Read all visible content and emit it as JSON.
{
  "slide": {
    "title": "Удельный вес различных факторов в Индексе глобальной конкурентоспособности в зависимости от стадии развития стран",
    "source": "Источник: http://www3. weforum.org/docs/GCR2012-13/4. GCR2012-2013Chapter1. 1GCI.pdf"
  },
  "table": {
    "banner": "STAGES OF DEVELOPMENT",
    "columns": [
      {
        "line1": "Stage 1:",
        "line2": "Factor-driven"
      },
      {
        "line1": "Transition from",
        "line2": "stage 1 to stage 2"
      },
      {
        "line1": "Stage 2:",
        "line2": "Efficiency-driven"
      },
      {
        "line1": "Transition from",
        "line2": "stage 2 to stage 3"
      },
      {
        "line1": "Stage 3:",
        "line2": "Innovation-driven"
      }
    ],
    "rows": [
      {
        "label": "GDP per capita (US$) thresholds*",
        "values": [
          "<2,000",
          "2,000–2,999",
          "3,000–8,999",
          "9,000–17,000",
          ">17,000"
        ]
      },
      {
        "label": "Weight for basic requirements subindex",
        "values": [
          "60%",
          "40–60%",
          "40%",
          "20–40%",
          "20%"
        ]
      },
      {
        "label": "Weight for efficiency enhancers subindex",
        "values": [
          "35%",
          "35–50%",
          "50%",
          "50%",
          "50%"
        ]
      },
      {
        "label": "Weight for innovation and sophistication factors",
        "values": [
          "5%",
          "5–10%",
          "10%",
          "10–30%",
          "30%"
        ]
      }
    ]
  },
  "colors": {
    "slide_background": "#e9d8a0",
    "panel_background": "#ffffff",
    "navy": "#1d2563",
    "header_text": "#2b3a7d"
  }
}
★ ★ ★ ★ ★ ★ ★
_Given problem_.
Using the material above, report each line where "Weight" occurs.

_Task solution_.
        "label": "Weight for basic requirements subindex",
        "label": "Weight for efficiency enhancers subindex",
        "label": "Weight for innovation and sophistication factors",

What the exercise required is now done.